Start

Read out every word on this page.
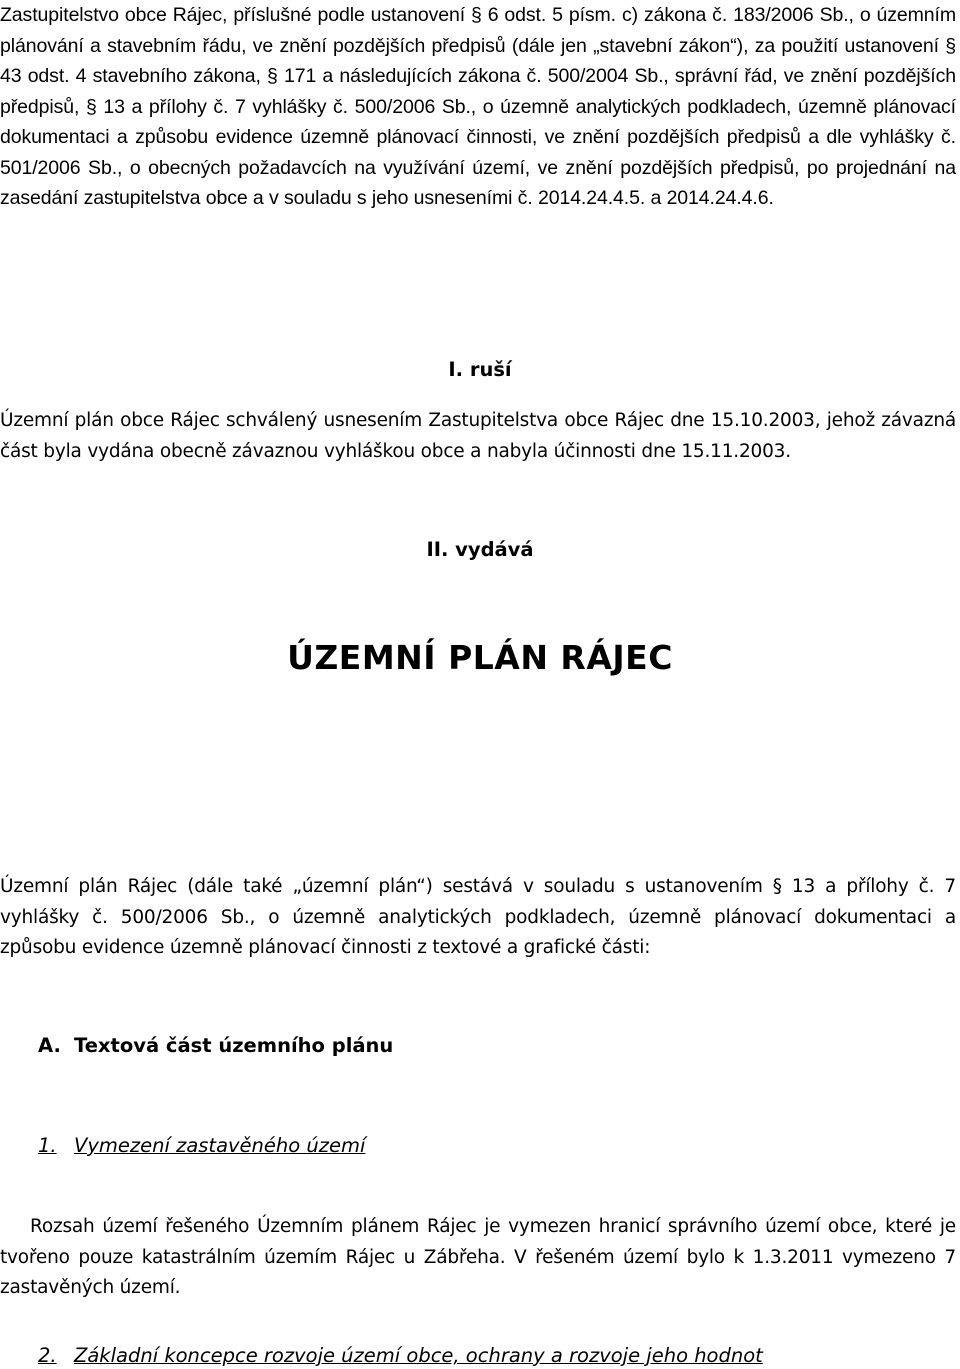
Zastupitelstvo obce Rájec, příslušné podle ustanovení § 6 odst. 5 písm. c) zákona č. 183/2006 Sb., o územním plánování a stavebním řádu, ve znění pozdějších předpisů (dále jen „stavební zákon“), za použití ustanovení § 43 odst. 4 stavebního zákona, § 171 a následujících zákona č. 500/2004 Sb., správní řád, ve znění pozdějších předpisů, § 13 a přílohy č. 7 vyhlášky č. 500/2006 Sb., o územně analytických podkladech, územně plánovací dokumentaci a způsobu evidence územně plánovací činnosti, ve znění pozdějších předpisů a dle vyhlášky č. 501/2006 Sb., o obecných požadavcích na využívání území, ve znění pozdějších předpisů, po projednání na zasedání zastupitelstva obce a v souladu s jeho usneseními č. 2014.24.4.5. a 2014.24.4.6.

I. ruší

Územní plán obce Rájec schválený usnesením Zastupitelstva obce Rájec dne 15.10.2003, jehož závazná část byla vydána obecně závaznou vyhláškou obce a nabyla účinnosti dne 15.11.2003.

II. vydává
ÚZEMNÍ PLÁN RÁJEC

Územní plán Rájec (dále také „územní plán“) sestává v souladu s ustanovením § 13 a přílohy č. 7 vyhlášky č. 500/2006 Sb., o územně analytických podkladech, územně plánovací dokumentaci a způsobu evidence územně plánovací činnosti z textové a grafické části:

A. Textová část územního plánu
1. Vymezení zastavěného území

Rozsah území řešeného Územním plánem Rájec je vymezen hranicí správního území obce, které je tvořeno pouze katastrálním územím Rájec u Zábřeha. V řešeném území bylo k 1.3.2011 vymezeno 7 zastavěných území.

2. Základní koncepce rozvoje území obce, ochrany a rozvoje jeho hodnot
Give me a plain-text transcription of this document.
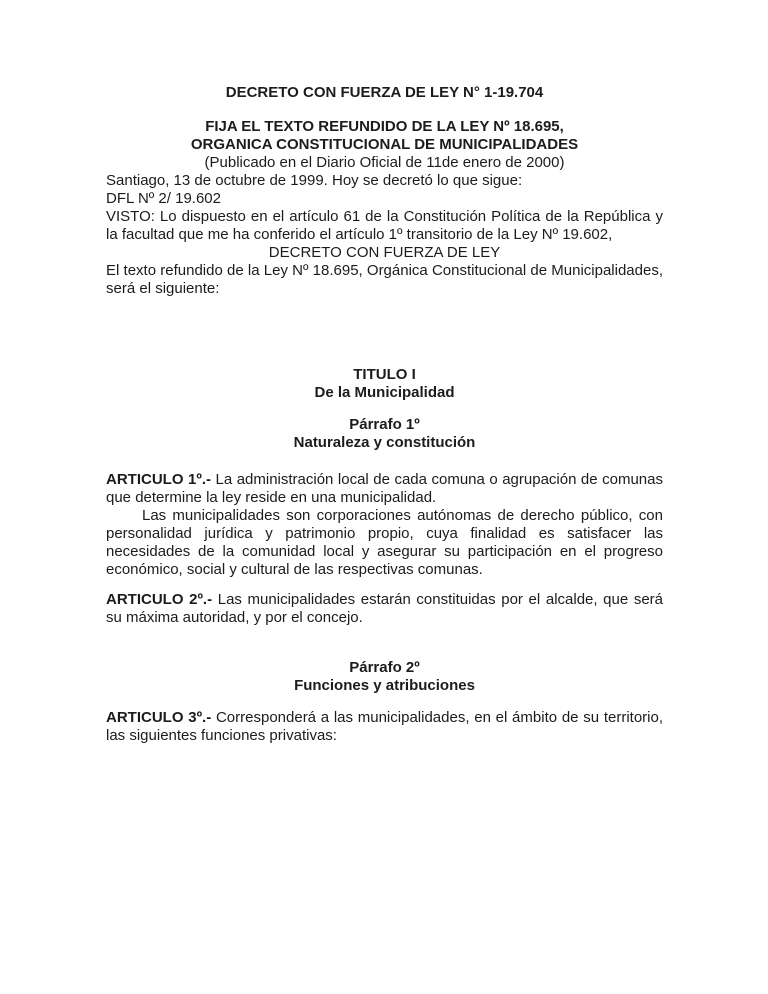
DECRETO CON FUERZA DE LEY N° 1-19.704

FIJA EL TEXTO REFUNDIDO DE LA LEY Nº 18.695,

ORGANICA CONSTITUCIONAL DE MUNICIPALIDADES

(Publicado en el Diario Oficial de 11de enero de 2000)

Santiago, 13 de octubre de 1999. Hoy se decretó lo que sigue:

DFL Nº 2/ 19.602

VISTO: Lo dispuesto en el artículo 61 de la Constitución Política de la República y la facultad que me ha conferido el artículo 1º transitorio de la Ley Nº 19.602,

DECRETO CON FUERZA DE LEY

El texto refundido de la Ley Nº 18.695, Orgánica Constitucional de Municipalidades, será el siguiente:

TITULO I

De la Municipalidad

Párrafo 1º

Naturaleza y constitución

ARTICULO 1º.- La administración local de cada comuna o agrupación de comunas que determine la ley reside en una municipalidad.

Las municipalidades son corporaciones autónomas de derecho público, con personalidad jurídica y patrimonio propio, cuya finalidad es satisfacer las necesidades de la comunidad local y asegurar su participación en el progreso económico, social y cultural de las respectivas comunas.

ARTICULO 2º.- Las municipalidades estarán constituidas por el alcalde, que será su máxima autoridad, y por el concejo.

Párrafo 2º

Funciones y atribuciones

ARTICULO 3º.- Corresponderá a las municipalidades, en el ámbito de su territorio, las siguientes funciones privativas:
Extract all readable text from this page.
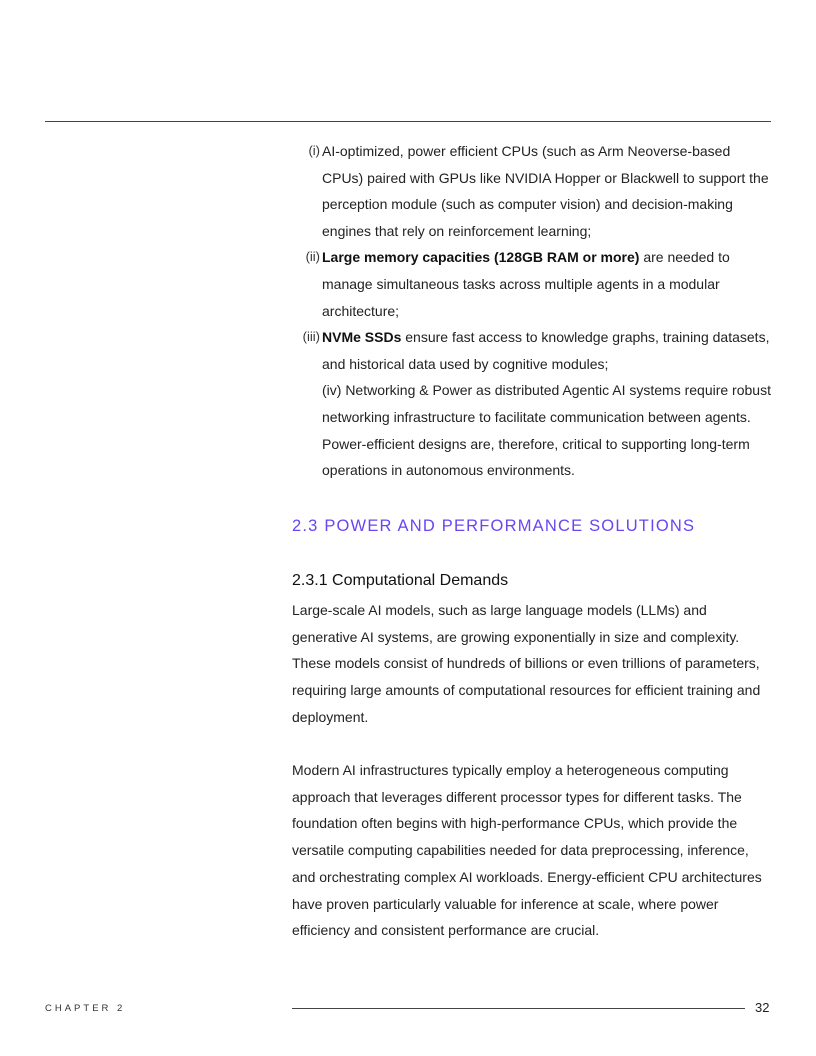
(i) AI-optimized, power efficient CPUs (such as Arm Neoverse-based CPUs) paired with GPUs like NVIDIA Hopper or Blackwell to support the perception module (such as computer vision) and decision-making engines that rely on reinforcement learning;
(ii) Large memory capacities (128GB RAM or more) are needed to manage simultaneous tasks across multiple agents in a modular architecture;
(iii) NVMe SSDs ensure fast access to knowledge graphs, training datasets, and historical data used by cognitive modules;
(iv) Networking & Power as distributed Agentic AI systems require robust networking infrastructure to facilitate communication between agents. Power-efficient designs are, therefore, critical to supporting long-term operations in autonomous environments.
2.3 POWER AND PERFORMANCE SOLUTIONS
2.3.1 Computational Demands

Large-scale AI models, such as large language models (LLMs) and generative AI systems, are growing exponentially in size and complexity. These models consist of hundreds of billions or even trillions of parameters, requiring large amounts of computational resources for efficient training and deployment.

Modern AI infrastructures typically employ a heterogeneous computing approach that leverages different processor types for different tasks. The foundation often begins with high-performance CPUs, which provide the versatile computing capabilities needed for data preprocessing, inference, and orchestrating complex AI workloads. Energy-efficient CPU architectures have proven particularly valuable for inference at scale, where power efficiency and consistent performance are crucial.

CHAPTER 2	32
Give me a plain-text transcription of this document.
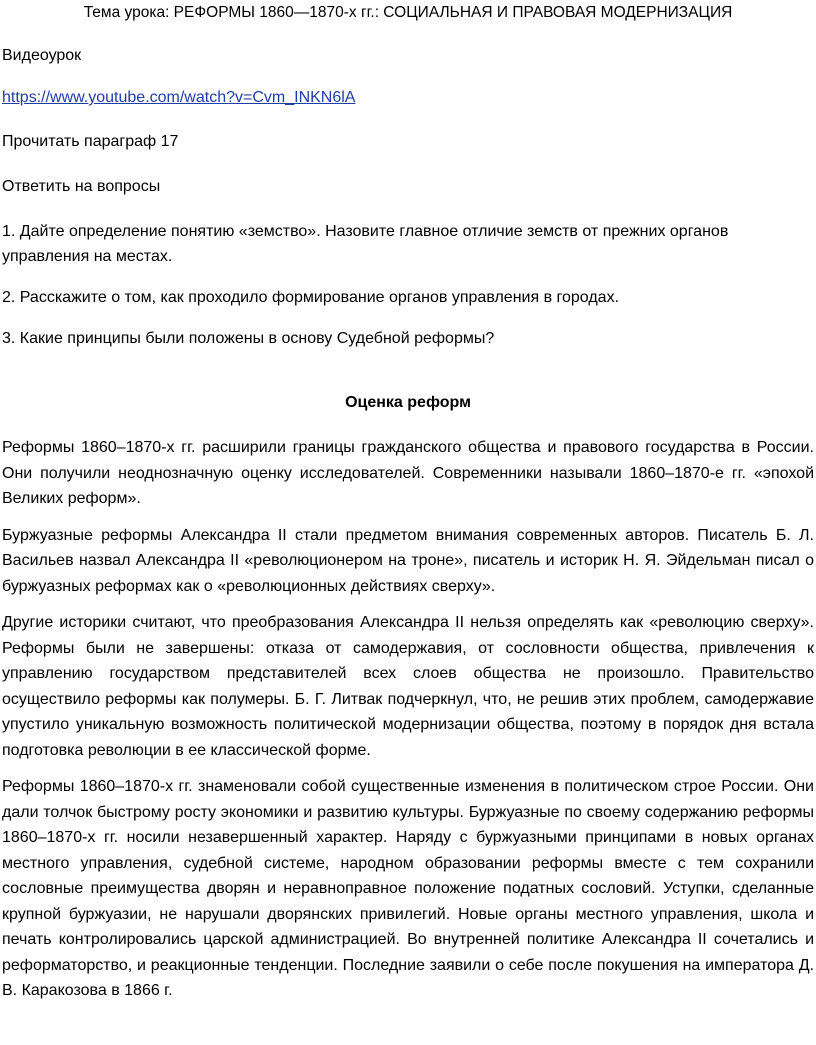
Тема урока: РЕФОРМЫ 1860—1870-х гг.: СОЦИАЛЬНАЯ И ПРАВОВАЯ МОДЕРНИЗАЦИЯ

Видеоурок

https://www.youtube.com/watch?v=Cvm_INKN6lA

Прочитать параграф 17

Ответить на вопросы

1. Дайте определение понятию «земство». Назовите главное отличие земств от прежних органов управления на местах.

2. Расскажите о том, как проходило формирование органов управления в городах.

3. Какие принципы были положены в основу Судебной реформы?

Оценка реформ

Реформы 1860–1870-х гг. расширили границы гражданского общества и правового государства в России. Они получили неоднозначную оценку исследователей. Современники называли 1860–1870-е гг. «эпохой Великих реформ».

Буржуазные реформы Александра II стали предметом внимания современных авторов. Писатель Б. Л. Васильев назвал Александра II «революционером на троне», писатель и историк Н. Я. Эйдельман писал о буржуазных реформах как о «революционных действиях сверху».

Другие историки считают, что преобразования Александра II нельзя определять как «революцию сверху». Реформы были не завершены: отказа от самодержавия, от сословности общества, привлечения к управлению государством представителей всех слоев общества не произошло. Правительство осуществило реформы как полумеры. Б. Г. Литвак подчеркнул, что, не решив этих проблем, самодержавие упустило уникальную возможность политической модернизации общества, поэтому в порядок дня встала подготовка революции в ее классической форме.

Реформы 1860–1870-х гг. знаменовали собой существенные изменения в политическом строе России. Они дали толчок быстрому росту экономики и развитию культуры. Буржуазные по своему содержанию реформы 1860–1870-х гг. носили незавершенный характер. Наряду с буржуазными принципами в новых органах местного управления, судебной системе, народном образовании реформы вместе с тем сохранили сословные преимущества дворян и неравноправное положение податных сословий. Уступки, сделанные крупной буржуазии, не нарушали дворянских привилегий. Новые органы местного управления, школа и печать контролировались царской администрацией. Во внутренней политике Александра II сочетались и реформаторство, и реакционные тенденции. Последние заявили о себе после покушения на императора Д. В. Каракозова в 1866 г.
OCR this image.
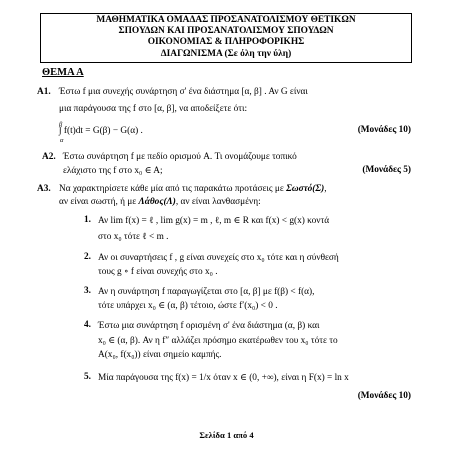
ΜΑΘΗΜΑΤΙΚΑ ΟΜΑΔΑΣ ΠΡΟΣΑΝΑΤΟΛΙΣΜΟΥ ΘΕΤΙΚΩΝ
ΣΠΟΥΔΩΝ ΚΑΙ ΠΡΟΣΑΝΑΤΟΛΙΣΜΟΥ ΣΠΟΥΔΩΝ
ΟΙΚΟΝΟΜΙΑΣ & ΠΛΗΡΟΦΟΡΙΚΗΣ
ΔΙΑΓΩΝΙΣΜΑ (Σε όλη την ύλη)
ΘΕΜΑ Α
Α1. Έστω f μια συνεχής συνάρτηση σ' ένα διάστημα [α, β] . Αν G είναι
μια παράγουσα της f στο [α, β], να αποδείξετε ότι:
β
∫ f(t)dt = G(β) − G(α) .
α
(Μονάδες 10)
Α2. Έστω συνάρτηση f με πεδίο ορισμού A. Τι ονομάζουμε τοπικό
ελάχιστο της f στο x₀ ∈ A;	(Μονάδες 5)
Α3. Να χαρακτηρίσετε κάθε μία από τις παρακάτω προτάσεις με Σωστό(Σ),
αν είναι σωστή, ή με Λάθος(Λ), αν είναι λανθασμένη:
1. Αν lim f(x) = ℓ , lim g(x) = m , ℓ, m ∈ R και f(x) < g(x) κοντά
στο x₀ τότε ℓ < m .
2. Αν οι συναρτήσεις f , g είναι συνεχείς στο x₀ τότε και η σύνθεσή
τους g ∘ f είναι συνεχής στο x₀ .
3. Αν η συνάρτηση f παραγωγίζεται στο [α, β] με f(β) < f(α),
τότε υπάρχει x₀ ∈ (α, β) τέτοιο, ώστε f′(x₀) < 0 .
4. Έστω μια συνάρτηση f ορισμένη σ' ένα διάστημα (α, β) και
x₀ ∈ (α, β). Αν η f″ αλλάζει πρόσημο εκατέρωθεν του x₀ τότε το
A(x₀, f(x₀)) είναι σημείο καμπής.
5. Μία παράγουσα της f(x) = 1/x όταν x ∈ (0, +∞), είναι η F(x) = ln x
(Μονάδες 10)
Σελίδα 1 από 4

End

Given task -
Copy every line above in which the string "ΠΡΟΣΑΝΑΤΟΛΙΣΜΟΥ" shows up.

Response to the task -
ΜΑΘΗΜΑΤΙΚΑ ΟΜΑΔΑΣ ΠΡΟΣΑΝΑΤΟΛΙΣΜΟΥ ΘΕΤΙΚΩΝ
ΣΠΟΥΔΩΝ ΚΑΙ ΠΡΟΣΑΝΑΤΟΛΙΣΜΟΥ ΣΠΟΥΔΩΝ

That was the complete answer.